▶ [What is required] List all lines of the data that include the string "core".

⟨

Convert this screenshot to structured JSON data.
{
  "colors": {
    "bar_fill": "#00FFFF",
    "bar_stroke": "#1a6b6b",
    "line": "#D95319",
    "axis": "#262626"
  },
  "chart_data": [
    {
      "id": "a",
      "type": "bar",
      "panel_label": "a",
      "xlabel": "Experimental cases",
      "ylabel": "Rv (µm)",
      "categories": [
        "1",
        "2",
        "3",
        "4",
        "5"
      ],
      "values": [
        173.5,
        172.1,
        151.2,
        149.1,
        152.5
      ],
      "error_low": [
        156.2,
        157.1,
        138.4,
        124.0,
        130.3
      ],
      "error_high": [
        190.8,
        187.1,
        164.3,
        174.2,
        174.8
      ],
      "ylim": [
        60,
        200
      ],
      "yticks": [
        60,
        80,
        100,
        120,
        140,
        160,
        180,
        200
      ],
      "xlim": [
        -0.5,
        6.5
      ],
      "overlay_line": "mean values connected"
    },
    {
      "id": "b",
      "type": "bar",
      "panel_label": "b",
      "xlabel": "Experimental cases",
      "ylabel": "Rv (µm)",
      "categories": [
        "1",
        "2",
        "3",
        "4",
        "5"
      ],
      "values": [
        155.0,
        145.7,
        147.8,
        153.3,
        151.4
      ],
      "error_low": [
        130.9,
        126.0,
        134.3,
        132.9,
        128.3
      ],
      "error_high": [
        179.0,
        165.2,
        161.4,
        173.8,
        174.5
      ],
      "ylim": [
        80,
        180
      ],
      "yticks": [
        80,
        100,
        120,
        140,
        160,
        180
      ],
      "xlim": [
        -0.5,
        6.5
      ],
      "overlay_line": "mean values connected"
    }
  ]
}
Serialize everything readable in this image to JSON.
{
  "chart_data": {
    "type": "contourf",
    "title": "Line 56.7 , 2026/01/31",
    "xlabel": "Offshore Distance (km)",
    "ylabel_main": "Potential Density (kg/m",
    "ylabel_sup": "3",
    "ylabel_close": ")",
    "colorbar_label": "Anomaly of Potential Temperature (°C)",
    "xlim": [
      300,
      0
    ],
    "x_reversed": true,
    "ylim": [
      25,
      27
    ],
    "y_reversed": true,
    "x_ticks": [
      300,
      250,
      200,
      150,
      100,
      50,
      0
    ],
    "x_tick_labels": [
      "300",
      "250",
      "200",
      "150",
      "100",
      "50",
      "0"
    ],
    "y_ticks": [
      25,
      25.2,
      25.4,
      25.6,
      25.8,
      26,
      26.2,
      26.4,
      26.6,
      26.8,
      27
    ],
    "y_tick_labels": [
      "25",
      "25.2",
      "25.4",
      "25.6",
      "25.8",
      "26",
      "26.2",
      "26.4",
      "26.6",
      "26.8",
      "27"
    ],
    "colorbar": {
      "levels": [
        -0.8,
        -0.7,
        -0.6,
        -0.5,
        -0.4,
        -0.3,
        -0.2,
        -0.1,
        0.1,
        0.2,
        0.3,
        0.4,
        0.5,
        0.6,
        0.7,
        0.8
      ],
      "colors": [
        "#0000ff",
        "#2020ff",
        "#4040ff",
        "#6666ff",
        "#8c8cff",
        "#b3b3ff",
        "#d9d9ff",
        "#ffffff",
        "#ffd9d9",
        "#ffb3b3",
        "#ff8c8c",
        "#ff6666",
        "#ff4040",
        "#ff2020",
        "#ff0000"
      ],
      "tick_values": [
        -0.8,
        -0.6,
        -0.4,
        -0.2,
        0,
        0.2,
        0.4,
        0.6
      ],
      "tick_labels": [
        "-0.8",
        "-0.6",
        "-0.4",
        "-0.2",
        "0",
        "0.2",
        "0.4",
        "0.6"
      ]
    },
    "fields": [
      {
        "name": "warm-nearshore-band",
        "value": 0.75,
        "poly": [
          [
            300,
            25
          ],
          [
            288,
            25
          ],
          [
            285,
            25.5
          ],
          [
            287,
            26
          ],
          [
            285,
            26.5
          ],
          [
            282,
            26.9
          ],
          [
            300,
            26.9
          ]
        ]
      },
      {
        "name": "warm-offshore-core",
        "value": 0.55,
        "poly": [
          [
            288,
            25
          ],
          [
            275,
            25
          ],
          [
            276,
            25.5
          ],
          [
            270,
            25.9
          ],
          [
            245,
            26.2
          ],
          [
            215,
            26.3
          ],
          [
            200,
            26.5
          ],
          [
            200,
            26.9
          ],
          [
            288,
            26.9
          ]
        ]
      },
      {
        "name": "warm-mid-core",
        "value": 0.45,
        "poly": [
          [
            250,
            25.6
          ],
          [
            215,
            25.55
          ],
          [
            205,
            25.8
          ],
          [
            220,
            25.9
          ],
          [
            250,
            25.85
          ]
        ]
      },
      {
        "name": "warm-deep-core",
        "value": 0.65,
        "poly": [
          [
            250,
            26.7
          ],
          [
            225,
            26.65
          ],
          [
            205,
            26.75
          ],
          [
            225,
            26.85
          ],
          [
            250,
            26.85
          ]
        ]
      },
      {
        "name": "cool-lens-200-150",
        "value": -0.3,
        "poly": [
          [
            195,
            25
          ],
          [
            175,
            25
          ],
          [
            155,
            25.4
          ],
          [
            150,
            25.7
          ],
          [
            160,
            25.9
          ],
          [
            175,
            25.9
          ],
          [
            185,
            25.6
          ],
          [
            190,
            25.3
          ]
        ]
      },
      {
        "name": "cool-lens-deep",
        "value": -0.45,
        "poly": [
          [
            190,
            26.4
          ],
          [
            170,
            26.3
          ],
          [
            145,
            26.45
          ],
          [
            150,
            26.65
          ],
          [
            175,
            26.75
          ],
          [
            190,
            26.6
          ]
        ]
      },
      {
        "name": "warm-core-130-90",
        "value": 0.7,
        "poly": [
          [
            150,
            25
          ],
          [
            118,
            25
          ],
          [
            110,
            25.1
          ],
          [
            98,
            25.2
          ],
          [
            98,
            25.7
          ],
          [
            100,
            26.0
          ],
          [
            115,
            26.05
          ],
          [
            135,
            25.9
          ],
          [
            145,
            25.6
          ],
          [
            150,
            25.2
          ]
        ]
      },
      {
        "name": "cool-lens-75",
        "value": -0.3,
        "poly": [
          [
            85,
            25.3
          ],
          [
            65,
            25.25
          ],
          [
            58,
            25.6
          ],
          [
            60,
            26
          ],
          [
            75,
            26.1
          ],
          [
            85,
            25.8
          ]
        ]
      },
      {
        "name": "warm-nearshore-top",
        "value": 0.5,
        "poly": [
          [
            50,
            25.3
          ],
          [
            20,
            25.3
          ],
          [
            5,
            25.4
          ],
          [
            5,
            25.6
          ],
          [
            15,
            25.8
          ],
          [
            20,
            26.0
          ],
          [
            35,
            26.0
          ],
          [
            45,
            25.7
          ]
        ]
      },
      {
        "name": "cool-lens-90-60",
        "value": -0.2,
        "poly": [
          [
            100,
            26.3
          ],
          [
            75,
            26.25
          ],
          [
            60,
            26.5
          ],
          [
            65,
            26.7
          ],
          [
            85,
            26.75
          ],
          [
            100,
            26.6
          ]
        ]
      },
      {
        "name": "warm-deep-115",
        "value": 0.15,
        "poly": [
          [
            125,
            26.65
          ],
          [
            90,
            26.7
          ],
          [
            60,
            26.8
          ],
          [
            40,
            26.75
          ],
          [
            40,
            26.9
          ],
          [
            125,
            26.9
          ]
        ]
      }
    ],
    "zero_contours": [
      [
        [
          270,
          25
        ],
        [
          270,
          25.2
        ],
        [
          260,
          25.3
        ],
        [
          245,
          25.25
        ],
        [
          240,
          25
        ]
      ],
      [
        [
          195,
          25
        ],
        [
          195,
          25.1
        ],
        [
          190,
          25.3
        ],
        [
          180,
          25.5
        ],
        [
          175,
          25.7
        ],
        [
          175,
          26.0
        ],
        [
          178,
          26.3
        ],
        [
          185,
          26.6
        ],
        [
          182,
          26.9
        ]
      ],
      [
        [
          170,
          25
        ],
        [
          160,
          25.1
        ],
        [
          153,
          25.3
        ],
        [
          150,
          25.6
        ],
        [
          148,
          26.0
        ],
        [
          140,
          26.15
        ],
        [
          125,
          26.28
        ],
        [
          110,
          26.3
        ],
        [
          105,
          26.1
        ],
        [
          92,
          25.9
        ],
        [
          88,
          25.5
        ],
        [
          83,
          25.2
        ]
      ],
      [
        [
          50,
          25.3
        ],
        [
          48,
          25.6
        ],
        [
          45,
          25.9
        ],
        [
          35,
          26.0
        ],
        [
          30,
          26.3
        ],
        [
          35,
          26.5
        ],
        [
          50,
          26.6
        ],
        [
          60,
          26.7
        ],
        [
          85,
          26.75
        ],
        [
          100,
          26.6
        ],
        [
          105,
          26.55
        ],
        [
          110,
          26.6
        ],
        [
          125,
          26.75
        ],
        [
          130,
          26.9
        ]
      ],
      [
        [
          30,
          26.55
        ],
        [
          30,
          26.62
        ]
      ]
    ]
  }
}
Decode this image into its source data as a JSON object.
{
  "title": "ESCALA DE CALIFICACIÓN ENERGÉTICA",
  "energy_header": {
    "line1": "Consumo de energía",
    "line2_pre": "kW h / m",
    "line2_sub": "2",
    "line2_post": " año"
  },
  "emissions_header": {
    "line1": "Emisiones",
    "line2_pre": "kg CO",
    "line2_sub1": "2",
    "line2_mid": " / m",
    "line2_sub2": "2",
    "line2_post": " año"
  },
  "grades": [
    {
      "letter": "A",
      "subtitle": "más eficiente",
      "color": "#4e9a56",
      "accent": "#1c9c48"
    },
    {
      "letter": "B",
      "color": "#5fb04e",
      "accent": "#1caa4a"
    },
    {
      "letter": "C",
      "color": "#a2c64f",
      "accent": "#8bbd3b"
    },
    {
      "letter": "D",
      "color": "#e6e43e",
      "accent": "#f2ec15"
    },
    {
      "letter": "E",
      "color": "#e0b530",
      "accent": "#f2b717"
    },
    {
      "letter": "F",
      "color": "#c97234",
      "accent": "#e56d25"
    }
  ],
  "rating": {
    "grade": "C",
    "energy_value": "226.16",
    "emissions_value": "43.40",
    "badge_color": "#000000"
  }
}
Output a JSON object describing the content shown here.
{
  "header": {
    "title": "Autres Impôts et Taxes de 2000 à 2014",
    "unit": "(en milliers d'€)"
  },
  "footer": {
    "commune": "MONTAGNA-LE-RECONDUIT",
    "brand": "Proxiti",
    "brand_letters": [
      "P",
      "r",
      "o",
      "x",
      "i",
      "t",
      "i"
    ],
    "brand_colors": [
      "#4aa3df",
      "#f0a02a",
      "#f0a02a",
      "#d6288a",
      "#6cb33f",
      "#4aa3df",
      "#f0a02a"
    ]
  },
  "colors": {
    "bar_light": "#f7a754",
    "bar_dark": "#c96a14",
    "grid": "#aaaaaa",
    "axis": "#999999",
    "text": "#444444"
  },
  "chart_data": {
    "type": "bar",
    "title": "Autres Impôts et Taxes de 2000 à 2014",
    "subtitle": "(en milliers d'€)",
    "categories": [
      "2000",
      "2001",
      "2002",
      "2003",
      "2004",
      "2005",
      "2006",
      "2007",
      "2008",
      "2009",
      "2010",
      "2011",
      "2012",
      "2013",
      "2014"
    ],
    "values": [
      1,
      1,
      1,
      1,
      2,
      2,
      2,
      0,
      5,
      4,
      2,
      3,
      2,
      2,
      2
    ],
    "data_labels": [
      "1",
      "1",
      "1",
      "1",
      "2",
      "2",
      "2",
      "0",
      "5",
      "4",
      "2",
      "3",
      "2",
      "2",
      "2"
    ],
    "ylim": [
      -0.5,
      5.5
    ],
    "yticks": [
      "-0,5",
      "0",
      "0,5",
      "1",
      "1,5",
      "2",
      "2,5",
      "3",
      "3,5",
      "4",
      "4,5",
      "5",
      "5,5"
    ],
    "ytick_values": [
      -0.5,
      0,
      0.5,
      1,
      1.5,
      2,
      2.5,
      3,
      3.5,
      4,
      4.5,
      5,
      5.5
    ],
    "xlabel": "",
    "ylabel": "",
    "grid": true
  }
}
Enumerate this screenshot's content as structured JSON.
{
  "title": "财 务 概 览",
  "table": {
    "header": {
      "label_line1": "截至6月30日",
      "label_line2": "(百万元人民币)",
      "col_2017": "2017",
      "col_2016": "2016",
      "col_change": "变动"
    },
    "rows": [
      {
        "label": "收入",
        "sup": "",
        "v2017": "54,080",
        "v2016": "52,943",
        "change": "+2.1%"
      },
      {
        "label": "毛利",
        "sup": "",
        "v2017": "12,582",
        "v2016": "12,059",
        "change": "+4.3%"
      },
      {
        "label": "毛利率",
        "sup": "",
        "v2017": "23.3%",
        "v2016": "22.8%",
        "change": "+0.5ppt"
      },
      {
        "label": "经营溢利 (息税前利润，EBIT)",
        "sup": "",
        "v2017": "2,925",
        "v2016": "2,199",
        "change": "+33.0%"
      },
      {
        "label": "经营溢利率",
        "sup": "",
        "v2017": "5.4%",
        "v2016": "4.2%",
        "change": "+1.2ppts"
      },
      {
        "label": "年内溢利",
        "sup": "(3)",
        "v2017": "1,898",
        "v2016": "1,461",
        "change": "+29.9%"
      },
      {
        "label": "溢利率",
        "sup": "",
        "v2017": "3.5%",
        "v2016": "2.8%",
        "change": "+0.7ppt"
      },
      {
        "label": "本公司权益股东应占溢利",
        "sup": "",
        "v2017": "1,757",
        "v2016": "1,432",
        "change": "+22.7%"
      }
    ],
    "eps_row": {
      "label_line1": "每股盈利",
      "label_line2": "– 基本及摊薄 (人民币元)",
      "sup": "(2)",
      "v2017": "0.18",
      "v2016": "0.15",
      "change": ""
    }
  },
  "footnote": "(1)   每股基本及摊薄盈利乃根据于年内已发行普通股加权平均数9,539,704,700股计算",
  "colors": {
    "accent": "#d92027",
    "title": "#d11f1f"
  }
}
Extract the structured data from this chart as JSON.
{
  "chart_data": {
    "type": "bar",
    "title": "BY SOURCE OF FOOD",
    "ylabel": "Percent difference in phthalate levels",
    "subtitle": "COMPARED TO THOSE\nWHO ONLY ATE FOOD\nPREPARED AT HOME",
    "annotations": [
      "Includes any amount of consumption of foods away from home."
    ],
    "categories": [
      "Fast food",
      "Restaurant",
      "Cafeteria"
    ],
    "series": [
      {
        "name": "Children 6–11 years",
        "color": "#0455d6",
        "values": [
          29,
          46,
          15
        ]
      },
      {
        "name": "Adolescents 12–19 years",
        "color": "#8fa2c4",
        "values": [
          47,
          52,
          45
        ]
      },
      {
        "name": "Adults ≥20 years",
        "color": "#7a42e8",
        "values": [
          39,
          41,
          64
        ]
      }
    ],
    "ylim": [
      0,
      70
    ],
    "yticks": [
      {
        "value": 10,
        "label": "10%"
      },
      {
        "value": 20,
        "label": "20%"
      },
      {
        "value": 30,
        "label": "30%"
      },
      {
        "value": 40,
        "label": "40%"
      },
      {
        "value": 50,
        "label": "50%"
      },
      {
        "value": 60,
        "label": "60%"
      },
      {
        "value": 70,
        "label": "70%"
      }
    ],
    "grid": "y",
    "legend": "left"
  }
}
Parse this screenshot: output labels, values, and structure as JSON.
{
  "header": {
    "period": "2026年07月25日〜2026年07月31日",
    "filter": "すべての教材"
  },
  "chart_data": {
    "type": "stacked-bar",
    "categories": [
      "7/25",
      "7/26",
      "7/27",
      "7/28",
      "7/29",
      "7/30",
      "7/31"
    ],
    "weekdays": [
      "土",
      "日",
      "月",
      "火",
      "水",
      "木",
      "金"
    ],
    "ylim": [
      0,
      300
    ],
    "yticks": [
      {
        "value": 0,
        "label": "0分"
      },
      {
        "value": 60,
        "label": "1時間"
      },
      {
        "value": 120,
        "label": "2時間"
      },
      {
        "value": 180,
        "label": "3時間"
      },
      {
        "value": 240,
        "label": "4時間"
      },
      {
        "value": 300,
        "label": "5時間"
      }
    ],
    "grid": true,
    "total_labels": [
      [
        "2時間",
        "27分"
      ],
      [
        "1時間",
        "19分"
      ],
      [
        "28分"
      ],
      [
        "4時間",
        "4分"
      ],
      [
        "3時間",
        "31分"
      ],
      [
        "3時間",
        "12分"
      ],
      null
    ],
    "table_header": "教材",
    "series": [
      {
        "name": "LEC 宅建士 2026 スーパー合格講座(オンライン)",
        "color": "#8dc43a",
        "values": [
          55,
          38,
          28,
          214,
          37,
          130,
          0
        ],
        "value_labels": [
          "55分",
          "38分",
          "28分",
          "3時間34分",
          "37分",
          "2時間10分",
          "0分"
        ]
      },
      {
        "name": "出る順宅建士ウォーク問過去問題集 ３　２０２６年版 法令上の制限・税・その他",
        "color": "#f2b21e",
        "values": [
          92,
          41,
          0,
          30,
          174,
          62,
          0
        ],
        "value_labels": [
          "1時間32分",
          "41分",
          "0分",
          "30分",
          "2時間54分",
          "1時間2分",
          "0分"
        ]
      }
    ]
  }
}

⟩

▶ [Exercise answer]
        "name": "warm-offshore-core",
        "name": "warm-mid-core",
        "name": "warm-deep-core",
        "name": "warm-core-130-90",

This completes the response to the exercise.